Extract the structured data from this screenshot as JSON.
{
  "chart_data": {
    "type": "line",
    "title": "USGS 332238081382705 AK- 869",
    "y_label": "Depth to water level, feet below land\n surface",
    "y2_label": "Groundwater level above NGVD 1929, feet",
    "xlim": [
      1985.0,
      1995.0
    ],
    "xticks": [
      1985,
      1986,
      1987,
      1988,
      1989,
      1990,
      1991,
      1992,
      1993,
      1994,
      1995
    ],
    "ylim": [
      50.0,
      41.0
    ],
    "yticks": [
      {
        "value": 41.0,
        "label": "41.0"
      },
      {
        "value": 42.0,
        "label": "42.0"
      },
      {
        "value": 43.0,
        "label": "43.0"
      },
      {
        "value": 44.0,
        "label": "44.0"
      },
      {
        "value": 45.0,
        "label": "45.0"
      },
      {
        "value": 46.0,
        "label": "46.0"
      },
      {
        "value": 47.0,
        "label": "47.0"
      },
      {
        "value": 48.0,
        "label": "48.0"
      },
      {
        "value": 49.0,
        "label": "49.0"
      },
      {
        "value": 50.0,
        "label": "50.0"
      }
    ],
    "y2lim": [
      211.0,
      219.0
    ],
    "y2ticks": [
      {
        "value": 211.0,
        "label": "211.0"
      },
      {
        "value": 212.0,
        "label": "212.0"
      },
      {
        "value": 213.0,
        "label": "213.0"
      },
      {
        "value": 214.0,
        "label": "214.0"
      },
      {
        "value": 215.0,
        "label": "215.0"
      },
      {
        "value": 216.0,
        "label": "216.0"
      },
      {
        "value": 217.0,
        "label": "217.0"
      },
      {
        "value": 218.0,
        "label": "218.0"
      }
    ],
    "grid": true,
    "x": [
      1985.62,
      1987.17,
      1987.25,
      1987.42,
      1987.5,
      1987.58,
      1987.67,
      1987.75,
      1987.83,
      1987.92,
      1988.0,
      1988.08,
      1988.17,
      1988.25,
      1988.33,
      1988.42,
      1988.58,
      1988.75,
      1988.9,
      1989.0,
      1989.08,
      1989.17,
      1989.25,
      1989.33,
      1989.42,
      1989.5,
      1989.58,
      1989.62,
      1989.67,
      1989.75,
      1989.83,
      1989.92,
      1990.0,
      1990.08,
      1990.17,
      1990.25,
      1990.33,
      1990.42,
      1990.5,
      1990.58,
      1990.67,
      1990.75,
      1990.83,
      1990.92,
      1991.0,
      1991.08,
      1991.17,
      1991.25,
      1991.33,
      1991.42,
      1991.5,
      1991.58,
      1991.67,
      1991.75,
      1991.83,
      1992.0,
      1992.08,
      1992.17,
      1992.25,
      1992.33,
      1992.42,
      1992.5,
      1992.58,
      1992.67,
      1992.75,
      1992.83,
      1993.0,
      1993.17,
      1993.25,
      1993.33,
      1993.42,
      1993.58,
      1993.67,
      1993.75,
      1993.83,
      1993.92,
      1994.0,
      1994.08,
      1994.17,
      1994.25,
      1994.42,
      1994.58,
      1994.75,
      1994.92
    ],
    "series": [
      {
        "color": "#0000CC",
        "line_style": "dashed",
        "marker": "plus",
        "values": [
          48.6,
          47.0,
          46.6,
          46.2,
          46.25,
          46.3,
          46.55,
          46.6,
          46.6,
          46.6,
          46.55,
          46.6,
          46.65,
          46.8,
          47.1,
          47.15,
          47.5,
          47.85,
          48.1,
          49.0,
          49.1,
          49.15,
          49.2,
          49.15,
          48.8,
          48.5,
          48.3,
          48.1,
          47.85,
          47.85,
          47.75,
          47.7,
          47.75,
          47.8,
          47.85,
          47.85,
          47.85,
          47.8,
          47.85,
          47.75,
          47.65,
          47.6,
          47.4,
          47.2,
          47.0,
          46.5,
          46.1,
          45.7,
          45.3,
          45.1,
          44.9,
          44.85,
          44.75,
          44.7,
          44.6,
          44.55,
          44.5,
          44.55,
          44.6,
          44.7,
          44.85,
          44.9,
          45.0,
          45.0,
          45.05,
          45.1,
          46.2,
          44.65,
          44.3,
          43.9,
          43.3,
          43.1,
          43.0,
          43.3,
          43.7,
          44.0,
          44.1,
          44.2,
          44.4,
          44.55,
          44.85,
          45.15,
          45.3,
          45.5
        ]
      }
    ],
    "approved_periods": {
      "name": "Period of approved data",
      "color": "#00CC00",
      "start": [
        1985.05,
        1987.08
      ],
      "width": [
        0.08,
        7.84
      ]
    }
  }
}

→ **STATED PROBLEM**
Reply with nothing except the number of lines in the listing above that include the string "level".

→ **ANSWER FOR THE TASK**
2